▸ **Data for the task**:
┄┄┄┄┄┄

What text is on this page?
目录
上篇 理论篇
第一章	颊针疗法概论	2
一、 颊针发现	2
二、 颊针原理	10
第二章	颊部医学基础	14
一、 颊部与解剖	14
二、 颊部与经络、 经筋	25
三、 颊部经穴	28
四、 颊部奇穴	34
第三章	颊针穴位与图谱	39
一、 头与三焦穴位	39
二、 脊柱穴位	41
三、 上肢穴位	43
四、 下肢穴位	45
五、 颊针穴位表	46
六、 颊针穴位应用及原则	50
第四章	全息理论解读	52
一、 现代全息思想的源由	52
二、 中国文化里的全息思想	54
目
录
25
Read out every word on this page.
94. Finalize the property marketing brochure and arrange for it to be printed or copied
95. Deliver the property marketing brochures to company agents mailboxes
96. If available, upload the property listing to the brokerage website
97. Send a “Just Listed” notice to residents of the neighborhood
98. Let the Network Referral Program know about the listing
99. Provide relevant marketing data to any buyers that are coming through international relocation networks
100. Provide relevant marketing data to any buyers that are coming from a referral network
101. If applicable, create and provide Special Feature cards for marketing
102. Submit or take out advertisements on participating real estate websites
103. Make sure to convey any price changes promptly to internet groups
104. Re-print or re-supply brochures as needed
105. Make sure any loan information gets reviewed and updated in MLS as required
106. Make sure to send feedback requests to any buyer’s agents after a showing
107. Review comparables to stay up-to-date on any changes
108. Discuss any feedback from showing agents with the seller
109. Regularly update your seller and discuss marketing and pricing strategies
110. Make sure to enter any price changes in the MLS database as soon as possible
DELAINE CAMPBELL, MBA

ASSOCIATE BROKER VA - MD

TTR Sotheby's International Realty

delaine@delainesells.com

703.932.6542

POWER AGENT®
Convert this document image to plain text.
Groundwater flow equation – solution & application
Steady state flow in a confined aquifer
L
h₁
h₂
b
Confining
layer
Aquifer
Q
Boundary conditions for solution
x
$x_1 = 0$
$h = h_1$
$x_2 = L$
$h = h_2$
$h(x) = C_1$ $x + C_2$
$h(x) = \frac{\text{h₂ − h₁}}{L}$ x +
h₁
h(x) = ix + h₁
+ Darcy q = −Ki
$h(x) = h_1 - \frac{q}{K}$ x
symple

┄┄┄┄┄┄

▸ **What you have to do**:
Each record above should be restated word for word.

▸ **Solution to this problem**:
What text is on this page?
目录
上篇 理论篇
第一章	颊针疗法概论	2
一、 颊针发现	2
二、 颊针原理	10
第二章	颊部医学基础	14
一、 颊部与解剖	14
二、 颊部与经络、 经筋	25
三、 颊部经穴	28
四、 颊部奇穴	34
第三章	颊针穴位与图谱	39
一、 头与三焦穴位	39
二、 脊柱穴位	41
三、 上肢穴位	43
四、 下肢穴位	45
五、 颊针穴位表	46
六、 颊针穴位应用及原则	50
第四章	全息理论解读	52
一、 现代全息思想的源由	52
二、 中国文化里的全息思想	54
目
录
25
Read out every word on this page.
94. Finalize the property marketing brochure and arrange for it to be printed or copied
95. Deliver the property marketing brochures to company agents mailboxes
96. If available, upload the property listing to the brokerage website
97. Send a “Just Listed” notice to residents of the neighborhood
98. Let the Network Referral Program know about the listing
99. Provide relevant marketing data to any buyers that are coming through international relocation networks
100. Provide relevant marketing data to any buyers that are coming from a referral network
101. If applicable, create and provide Special Feature cards for marketing
102. Submit or take out advertisements on participating real estate websites
103. Make sure to convey any price changes promptly to internet groups
104. Re-print or re-supply brochures as needed
105. Make sure any loan information gets reviewed and updated in MLS as required
106. Make sure to send feedback requests to any buyer’s agents after a showing
107. Review comparables to stay up-to-date on any changes
108. Discuss any feedback from showing agents with the seller
109. Regularly update your seller and discuss marketing and pricing strategies
110. Make sure to enter any price changes in the MLS database as soon as possible
DELAINE CAMPBELL, MBA

ASSOCIATE BROKER VA - MD

TTR Sotheby's International Realty

delaine@delainesells.com

703.932.6542

POWER AGENT®
Convert this document image to plain text.
Groundwater flow equation – solution & application
Steady state flow in a confined aquifer
L
h₁
h₂
b
Confining
layer
Aquifer
Q
Boundary conditions for solution
x
$x_1 = 0$
$h = h_1$
$x_2 = L$
$h = h_2$
$h(x) = C_1$ $x + C_2$
$h(x) = \frac{\text{h₂ − h₁}}{L}$ x +
h₁
h(x) = ix + h₁
+ Darcy q = −Ki
$h(x) = h_1 - \frac{q}{K}$ x
symple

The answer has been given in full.